*Task details:*
Wherever the word "label" appears in a line, copy that line.

*Provided information:*

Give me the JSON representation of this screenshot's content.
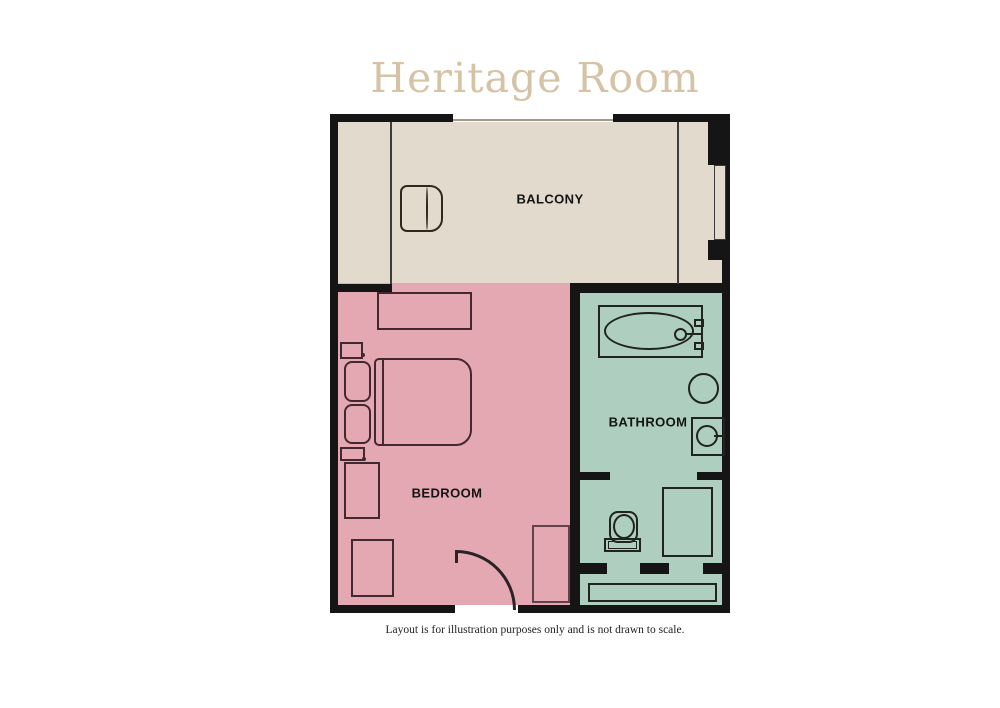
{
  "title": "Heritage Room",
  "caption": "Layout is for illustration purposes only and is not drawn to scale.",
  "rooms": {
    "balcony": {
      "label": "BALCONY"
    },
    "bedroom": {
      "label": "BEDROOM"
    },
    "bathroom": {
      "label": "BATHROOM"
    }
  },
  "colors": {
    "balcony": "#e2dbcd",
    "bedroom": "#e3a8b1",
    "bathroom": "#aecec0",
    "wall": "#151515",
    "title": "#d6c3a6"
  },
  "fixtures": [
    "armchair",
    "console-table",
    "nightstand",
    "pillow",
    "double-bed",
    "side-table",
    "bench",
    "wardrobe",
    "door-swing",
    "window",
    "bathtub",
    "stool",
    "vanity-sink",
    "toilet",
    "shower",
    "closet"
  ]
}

*Answer:*
      "label": "BALCONY"
      "label": "BEDROOM"
      "label": "BATHROOM"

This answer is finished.